Segment Open

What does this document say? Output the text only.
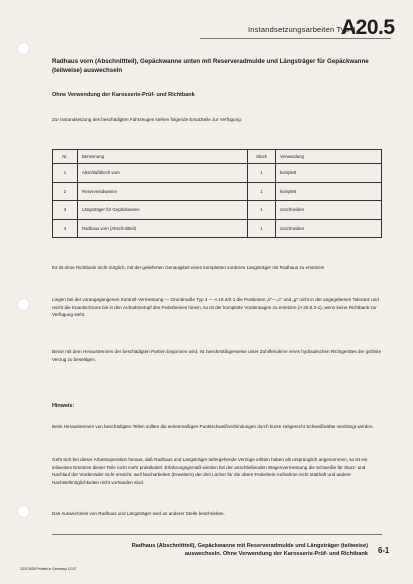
Instandsetzungsarbeiten Typ 4
A20.5
Radhaus vorn (Abschnittteil), Gepäckwanne unten mit Reserveradmulde und Längsträger für Gepäckwanne (teilweise) auswechseln
Ohne Verwendung der Karosserie-Prüf- und Richtbank
Zur Instandsetzung des beschädigten Fahrzeuges stehen folgende Ersatzteile zur Verfügung:
Nr.	Benennung	Stück	Verwendung
1	Abschlußblech vorn	1	komplett
2	Reserveradwanne	1	komplett
3	Längsträger für Gepäckwanne	1	zuschneiden
4	Radhaus vorn (Abschnittteil)	1	zuschneiden
Es ist ohne Richtbank nicht möglich, mit der gelieferten Genauigkeit einen kompletten vorderen Längsträger mit Radhaus zu ersetzen!
Liegen bei der vorangegangenen Kontroll-Vermessung — Grundmaße Typ 4 — A 18.4/2-1 die Positionen „k"—„c" und „g" nicht in der angegebenen Toleranz und reicht die Knautschzone bis in den Aufnahmetopf des Federbeines hinein, so ist der komplette Vorderwagen zu ersetzen (A 20.5.3-1), wenn keine Richtbank zur Verfügung steht.
Bevor mit dem Heraustrennen der beschädigten Partien begonnen wird, ist zweckmäßigerweise unter Zuhilfenahme eines hydraulischen Richtgerätes der gröbste Verzug zu beseitigen.
Hinweis:
Beim Heraustrennen von beschädigten Teilen sollten die serienmäßigen Punktschweißverbindungen durch kurze zeitgerecht Schweißnähte verdrängt werden.
Geht sich bei dieser Arbeitsoperation heraus, daß Radhaus und Längsträger tiefergehende Verzüge erlitten haben als ursprünglich angenommen, so ist ein teilweises Ersetzen dieser Teile nicht mehr praktikabel. Erfahrungsgemäß werden bei der anschließenden Wagenvermessung die Schweiße für Sturz- und Nachlauf der Vorderräder nicht erreicht, weil Nacharbeiten (Erweitern) der drei Löcher für die obere Federbein-Aufnahme nicht statthaft und andere Nachstellmöglichkeiten nicht vorhanden sind.
Das Auswechseln von Radhaus und Längsträger wird an anderer Stelle beschrieben.
Radhaus (Abschnittteil), Gepäckwanne mit Reserveradmulde und Längsträger (teilweise)
auswechseln. Ohne Verwendung der Karosserie-Prüf- und Richtbank 6-1
333/78/38 Printed in Germany 12.87
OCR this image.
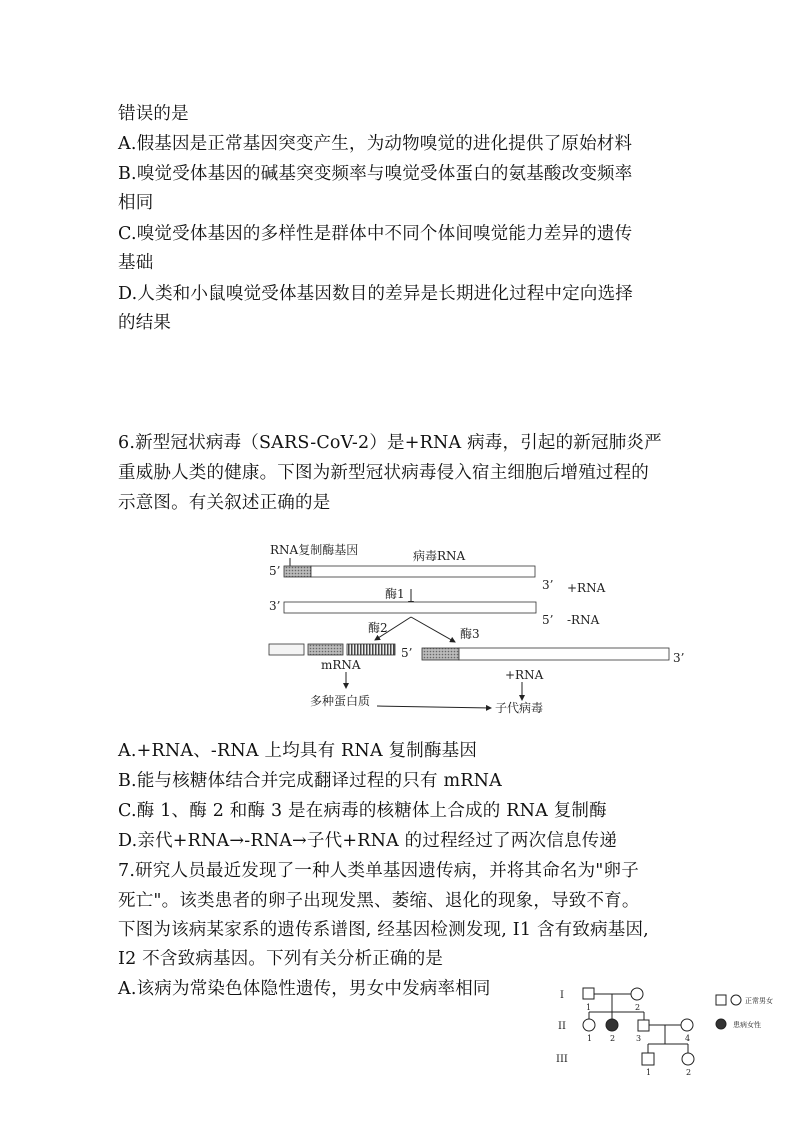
错误的是
A.假基因是正常基因突变产生，为动物嗅觉的进化提供了原始材料
B.嗅觉受体基因的碱基突变频率与嗅觉受体蛋白的氨基酸改变频率
相同
C.嗅觉受体基因的多样性是群体中不同个体间嗅觉能力差异的遗传
基础
D.人类和小鼠嗅觉受体基因数目的差异是长期进化过程中定向选择
的结果
6.新型冠状病毒（SARS-CoV-2）是+RNA 病毒，引起的新冠肺炎严
重威胁人类的健康。下图为新型冠状病毒侵入宿主细胞后增殖过程的
示意图。有关叙述正确的是
RNA复制酶基因	病毒RNA
5’
3’ +RNA
酶1
3’
5’ -RNA
酶2	酶3
5’	3’
mRNA
+RNA
多种蛋白质	子代病毒
A.+RNA、-RNA 上均具有 RNA 复制酶基因
B.能与核糖体结合并完成翻译过程的只有 mRNA
C.酶 1、酶 2 和酶 3 是在病毒的核糖体上合成的 RNA 复制酶
D.亲代+RNA→-RNA→子代+RNA 的过程经过了两次信息传递
7.研究人员最近发现了一种人类单基因遗传病，并将其命名为"卵子
死亡"。该类患者的卵子出现发黑、萎缩、退化的现象，导致不育。
下图为该病某家系的遗传系谱图, 经基因检测发现, I1 含有致病基因,
I2 不含致病基因。下列有关分析正确的是
A.该病为常染色体隐性遗传，男女中发病率相同	I
II
III
1	2
1 2	3	4
1	2
正常男女
患病女性
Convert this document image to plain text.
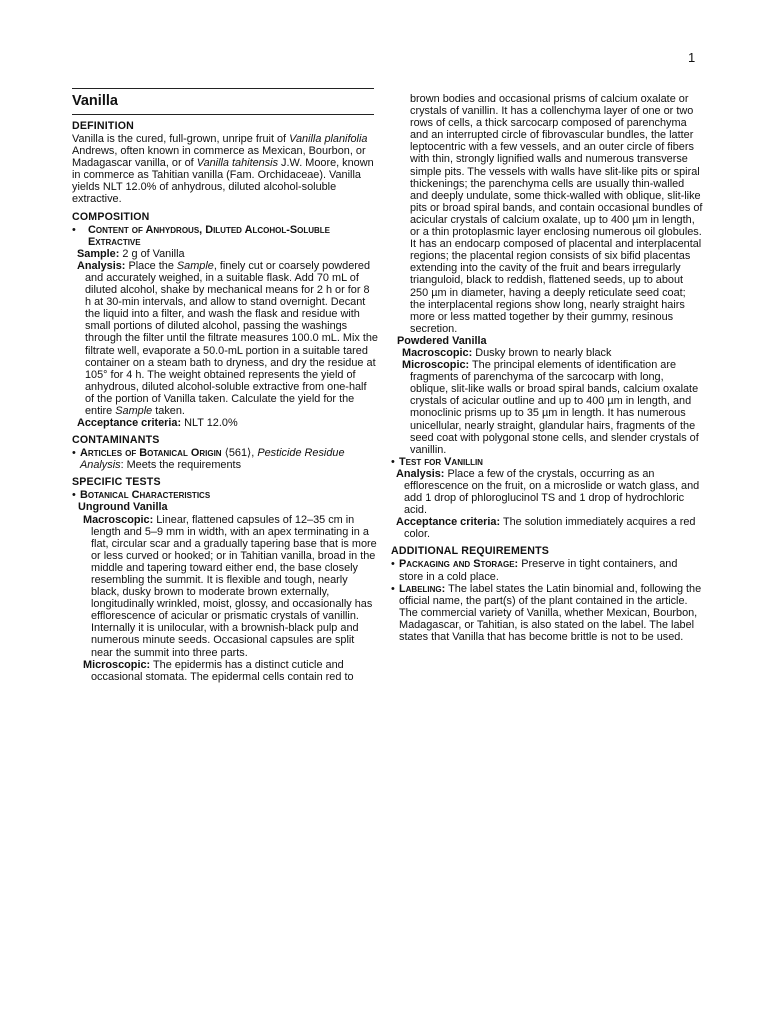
1
Vanilla
DEFINITION

Vanilla is the cured, full-grown, unripe fruit of Vanilla planifolia Andrews, often known in commerce as Mexican, Bourbon, or Madagascar vanilla, or of Vanilla tahitensis J.W. Moore, known in commerce as Tahitian vanilla (Fam. Orchidaceae). Vanilla yields NLT 12.0% of anhydrous, diluted alcohol-soluble extractive.

COMPOSITION

• Content of Anhydrous, Diluted Alcohol-Soluble Extractive

Sample: 2 g of Vanilla

Analysis: Place the Sample, finely cut or coarsely powdered and accurately weighed, in a suitable flask. Add 70 mL of diluted alcohol, shake by mechanical means for 2 h or for 8 h at 30-min intervals, and allow to stand overnight. Decant the liquid into a filter, and wash the flask and residue with small portions of diluted alcohol, passing the washings through the filter until the filtrate measures 100.0 mL. Mix the filtrate well, evaporate a 50.0-mL portion in a suitable tared container on a steam bath to dryness, and dry the residue at 105° for 4 h. The weight obtained represents the yield of anhydrous, diluted alcohol-soluble extractive from one-half of the portion of Vanilla taken. Calculate the yield for the entire Sample taken.

Acceptance criteria: NLT 12.0%

CONTAMINANTS

• Articles of Botanical Origin ⟨561⟩, Pesticide Residue Analysis: Meets the requirements

SPECIFIC TESTS

• Botanical Characteristics

Unground Vanilla

Macroscopic: Linear, flattened capsules of 12–35 cm in length and 5–9 mm in width, with an apex terminating in a flat, circular scar and a gradually tapering base that is more or less curved or hooked; or in Tahitian vanilla, broad in the middle and tapering toward either end, the base closely resembling the summit. It is flexible and tough, nearly black, dusky brown to moderate brown externally, longitudinally wrinkled, moist, glossy, and occasionally has efflorescence of acicular or prismatic crystals of vanillin. Internally it is unilocular, with a brownish-black pulp and numerous minute seeds. Occasional capsules are split near the summit into three parts.

Microscopic: The epidermis has a distinct cuticle and occasional stomata. The epidermal cells contain red to

brown bodies and occasional prisms of calcium oxalate or crystals of vanillin. It has a collenchyma layer of one or two rows of cells, a thick sarcocarp composed of parenchyma and an interrupted circle of fibrovascular bundles, the latter leptocentric with a few vessels, and an outer circle of fibers with thin, strongly lignified walls and numerous transverse simple pits. The vessels with walls have slit-like pits or spiral thickenings; the parenchyma cells are usually thin-walled and deeply undulate, some thick-walled with oblique, slit-like pits or broad spiral bands, and contain occasional bundles of acicular crystals of calcium oxalate, up to 400 µm in length, or a thin protoplasmic layer enclosing numerous oil globules. It has an endocarp composed of placental and interplacental regions; the placental region consists of six bifid placentas extending into the cavity of the fruit and bears irregularly triangulоid, black to reddish, flattened seeds, up to about 250 µm in diameter, having a deeply reticulate seed coat; the interplacental regions show long, nearly straight hairs more or less matted together by their gummy, resinous secretion.

Powdered Vanilla

Macroscopic: Dusky brown to nearly black

Microscopic: The principal elements of identification are fragments of parenchyma of the sarcocarp with long, oblique, slit-like walls or broad spiral bands, calcium oxalate crystals of acicular outline and up to 400 µm in length, and monoclinic prisms up to 35 µm in length. It has numerous unicellular, nearly straight, glandular hairs, fragments of the seed coat with polygonal stone cells, and slender crystals of vanillin.

• Test for Vanillin

Analysis: Place a few of the crystals, occurring as an efflorescence on the fruit, on a microslide or watch glass, and add 1 drop of phloroglucinol TS and 1 drop of hydrochloric acid.

Acceptance criteria: The solution immediately acquires a red color.

ADDITIONAL REQUIREMENTS

• Packaging and Storage: Preserve in tight containers, and store in a cold place.

• Labeling: The label states the Latin binomial and, following the official name, the part(s) of the plant contained in the article. The commercial variety of Vanilla, whether Mexican, Bourbon, Madagascar, or Tahitian, is also stated on the label. The label states that Vanilla that has become brittle is not to be used.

Segment Closed

> **What the task requires**: Return the lines of the listing where the string "efflorescence" appears.

> **Final answer**:
Macroscopic: Linear, flattened capsules of 12–35 cm in length and 5–9 mm in width, with an apex terminating in a flat, circular scar and a gradually tapering base that is more or less curved or hooked; or in Tahitian vanilla, broad in the middle and tapering toward either end, the base closely resembling the summit. It is flexible and tough, nearly black, dusky brown to moderate brown externally, longitudinally wrinkled, moist, glossy, and occasionally has efflorescence of acicular or prismatic crystals of vanillin. Internally it is unilocular, with a brownish-black pulp and numerous minute seeds. Occasional capsules are split near the summit into three parts.
Analysis: Place a few of the crystals, occurring as an efflorescence on the fruit, on a microslide or watch glass, and add 1 drop of phloroglucinol TS and 1 drop of hydrochloric acid.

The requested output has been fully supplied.